**EXERCISE DETAILS**:
Find each line with the word "name" and state how many there are, nothing more.
--- Begin ENTRIES SUPPLIED ---
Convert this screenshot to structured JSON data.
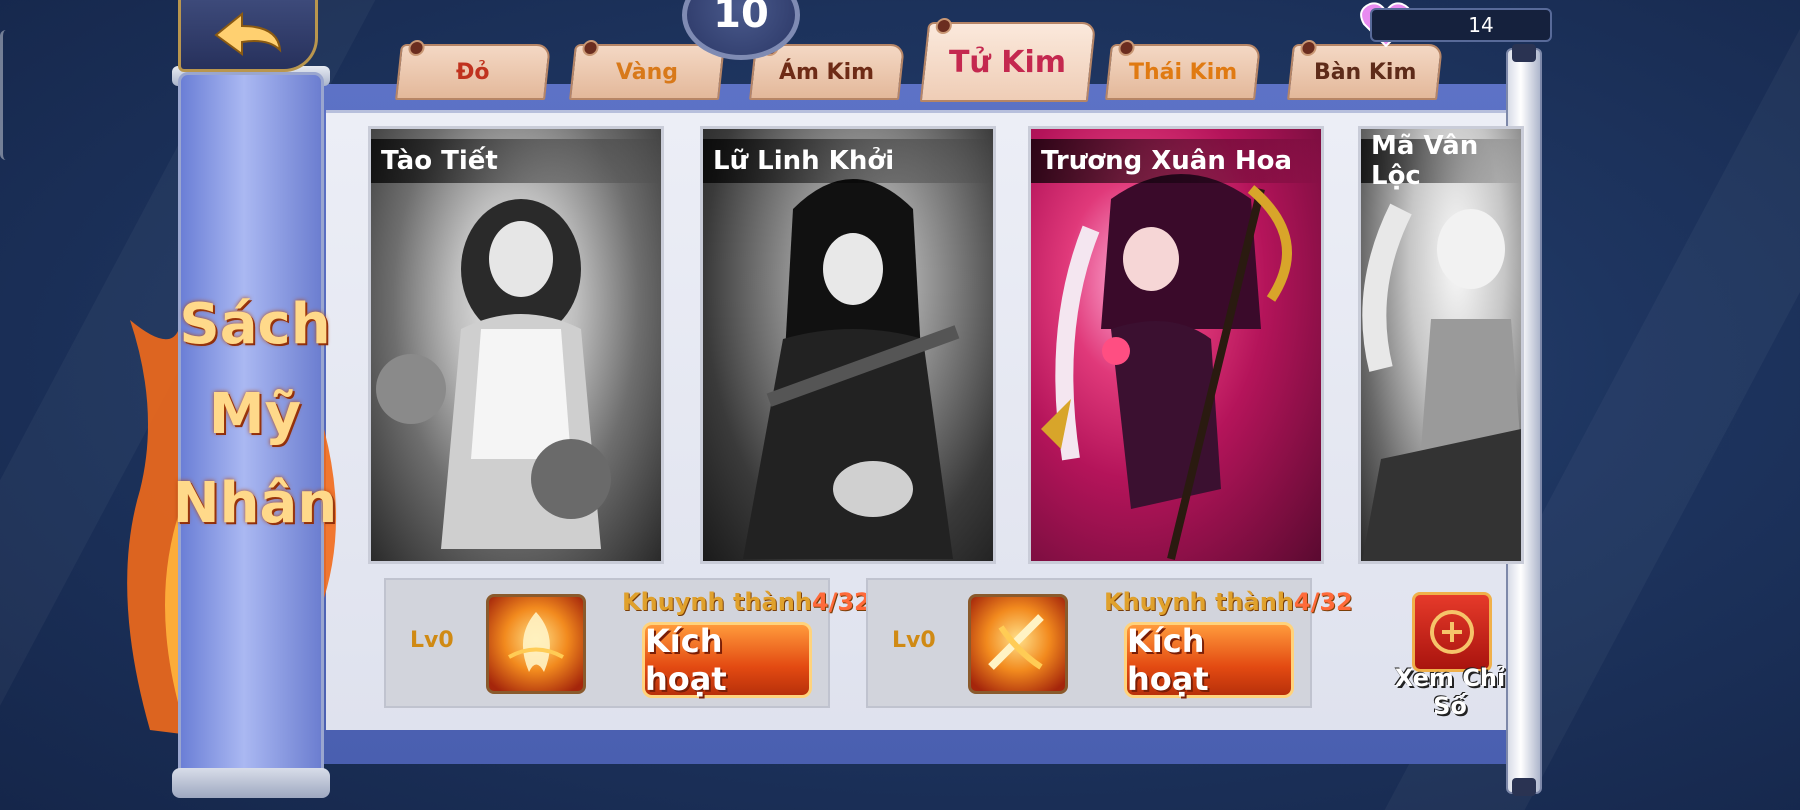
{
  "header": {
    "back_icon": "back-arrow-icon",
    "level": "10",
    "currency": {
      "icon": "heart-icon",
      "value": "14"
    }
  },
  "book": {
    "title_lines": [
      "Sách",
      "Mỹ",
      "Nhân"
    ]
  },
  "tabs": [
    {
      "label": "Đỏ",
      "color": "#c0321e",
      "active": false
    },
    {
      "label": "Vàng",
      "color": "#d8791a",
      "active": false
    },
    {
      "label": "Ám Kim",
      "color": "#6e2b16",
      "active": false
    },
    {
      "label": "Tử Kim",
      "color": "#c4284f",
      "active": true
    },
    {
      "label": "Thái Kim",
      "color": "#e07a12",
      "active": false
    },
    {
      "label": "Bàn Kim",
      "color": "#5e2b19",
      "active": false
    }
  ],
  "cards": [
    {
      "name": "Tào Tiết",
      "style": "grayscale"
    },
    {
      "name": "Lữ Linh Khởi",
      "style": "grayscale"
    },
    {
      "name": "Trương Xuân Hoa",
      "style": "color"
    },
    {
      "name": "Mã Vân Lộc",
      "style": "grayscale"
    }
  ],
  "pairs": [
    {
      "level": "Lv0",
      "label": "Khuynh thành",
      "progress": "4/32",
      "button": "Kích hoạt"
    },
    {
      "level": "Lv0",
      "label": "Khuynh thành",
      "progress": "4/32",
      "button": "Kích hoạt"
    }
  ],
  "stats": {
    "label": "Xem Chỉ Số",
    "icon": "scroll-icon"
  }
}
--- End ENTRIES SUPPLIED ---
**OUTPUT FOR THIS TASK**:
4